• **To be done**
Select every line below containing the word "accolte".

=== Supplied records ===

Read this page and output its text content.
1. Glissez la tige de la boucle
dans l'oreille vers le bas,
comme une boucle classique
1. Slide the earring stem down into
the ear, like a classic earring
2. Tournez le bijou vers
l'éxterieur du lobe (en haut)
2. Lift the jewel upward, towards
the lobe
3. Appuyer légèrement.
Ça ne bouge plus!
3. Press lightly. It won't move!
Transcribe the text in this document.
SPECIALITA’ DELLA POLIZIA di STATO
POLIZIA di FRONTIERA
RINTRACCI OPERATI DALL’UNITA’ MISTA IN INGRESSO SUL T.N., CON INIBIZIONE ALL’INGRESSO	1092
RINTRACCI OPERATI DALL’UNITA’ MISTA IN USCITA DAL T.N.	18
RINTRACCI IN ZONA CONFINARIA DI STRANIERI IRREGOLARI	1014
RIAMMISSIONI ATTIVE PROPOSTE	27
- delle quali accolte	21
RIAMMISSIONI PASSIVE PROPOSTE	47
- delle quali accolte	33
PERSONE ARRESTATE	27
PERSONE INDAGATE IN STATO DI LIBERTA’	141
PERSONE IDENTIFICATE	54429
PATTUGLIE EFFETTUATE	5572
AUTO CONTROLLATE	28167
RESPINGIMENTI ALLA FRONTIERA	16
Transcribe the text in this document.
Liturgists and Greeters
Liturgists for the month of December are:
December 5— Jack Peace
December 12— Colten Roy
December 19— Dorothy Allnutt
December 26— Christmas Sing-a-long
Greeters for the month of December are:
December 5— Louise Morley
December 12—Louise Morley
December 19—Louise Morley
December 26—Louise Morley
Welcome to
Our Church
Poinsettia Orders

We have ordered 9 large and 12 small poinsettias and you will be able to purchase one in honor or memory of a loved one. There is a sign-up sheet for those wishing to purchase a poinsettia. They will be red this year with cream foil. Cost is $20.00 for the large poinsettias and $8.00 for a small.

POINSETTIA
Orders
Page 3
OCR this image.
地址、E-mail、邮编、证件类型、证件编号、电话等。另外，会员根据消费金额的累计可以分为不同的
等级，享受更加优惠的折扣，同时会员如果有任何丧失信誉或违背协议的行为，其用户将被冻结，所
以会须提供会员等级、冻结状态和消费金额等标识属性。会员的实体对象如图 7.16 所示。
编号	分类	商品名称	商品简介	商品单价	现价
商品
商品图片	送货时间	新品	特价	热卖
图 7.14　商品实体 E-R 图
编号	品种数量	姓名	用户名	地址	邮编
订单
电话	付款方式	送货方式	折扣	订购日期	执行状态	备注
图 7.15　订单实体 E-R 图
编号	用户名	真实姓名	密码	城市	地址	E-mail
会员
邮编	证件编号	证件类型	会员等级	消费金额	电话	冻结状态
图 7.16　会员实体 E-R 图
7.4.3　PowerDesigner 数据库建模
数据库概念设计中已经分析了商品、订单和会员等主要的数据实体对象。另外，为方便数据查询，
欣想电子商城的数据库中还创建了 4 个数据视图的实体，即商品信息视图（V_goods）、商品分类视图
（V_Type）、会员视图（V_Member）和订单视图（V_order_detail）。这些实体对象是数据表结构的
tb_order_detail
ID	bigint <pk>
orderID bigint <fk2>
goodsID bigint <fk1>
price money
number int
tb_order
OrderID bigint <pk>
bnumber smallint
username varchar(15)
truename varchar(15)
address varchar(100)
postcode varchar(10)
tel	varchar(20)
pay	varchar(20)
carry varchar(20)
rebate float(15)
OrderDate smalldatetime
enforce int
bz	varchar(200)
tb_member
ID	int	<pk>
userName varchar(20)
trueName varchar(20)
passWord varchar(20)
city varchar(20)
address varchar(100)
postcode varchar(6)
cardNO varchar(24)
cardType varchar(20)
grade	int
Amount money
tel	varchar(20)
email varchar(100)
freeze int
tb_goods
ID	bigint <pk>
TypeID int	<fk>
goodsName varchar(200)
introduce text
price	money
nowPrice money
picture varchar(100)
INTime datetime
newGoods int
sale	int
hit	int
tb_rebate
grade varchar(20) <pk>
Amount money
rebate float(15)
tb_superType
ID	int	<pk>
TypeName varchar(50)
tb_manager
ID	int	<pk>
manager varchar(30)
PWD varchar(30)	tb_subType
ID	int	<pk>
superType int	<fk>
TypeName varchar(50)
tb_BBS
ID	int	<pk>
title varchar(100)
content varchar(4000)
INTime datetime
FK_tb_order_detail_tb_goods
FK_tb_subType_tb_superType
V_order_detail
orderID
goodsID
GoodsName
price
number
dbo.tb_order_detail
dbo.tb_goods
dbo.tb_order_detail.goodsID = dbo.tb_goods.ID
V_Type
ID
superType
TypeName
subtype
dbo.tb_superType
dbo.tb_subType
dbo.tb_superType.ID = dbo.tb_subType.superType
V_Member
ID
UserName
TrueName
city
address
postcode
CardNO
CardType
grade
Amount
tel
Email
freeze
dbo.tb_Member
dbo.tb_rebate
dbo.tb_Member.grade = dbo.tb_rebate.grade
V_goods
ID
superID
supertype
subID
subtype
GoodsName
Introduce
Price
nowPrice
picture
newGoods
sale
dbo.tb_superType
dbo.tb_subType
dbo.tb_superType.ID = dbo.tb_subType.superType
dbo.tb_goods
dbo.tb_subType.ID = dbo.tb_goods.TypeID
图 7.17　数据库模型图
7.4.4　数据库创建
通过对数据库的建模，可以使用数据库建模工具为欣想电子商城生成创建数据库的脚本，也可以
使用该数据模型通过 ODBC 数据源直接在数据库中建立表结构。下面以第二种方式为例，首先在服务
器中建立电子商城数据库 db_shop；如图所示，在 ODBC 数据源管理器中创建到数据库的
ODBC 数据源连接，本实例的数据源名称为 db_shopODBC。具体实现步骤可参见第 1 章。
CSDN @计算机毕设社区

===

• **Answer to the problem**
- delle quali accolte	21
- delle quali accolte	33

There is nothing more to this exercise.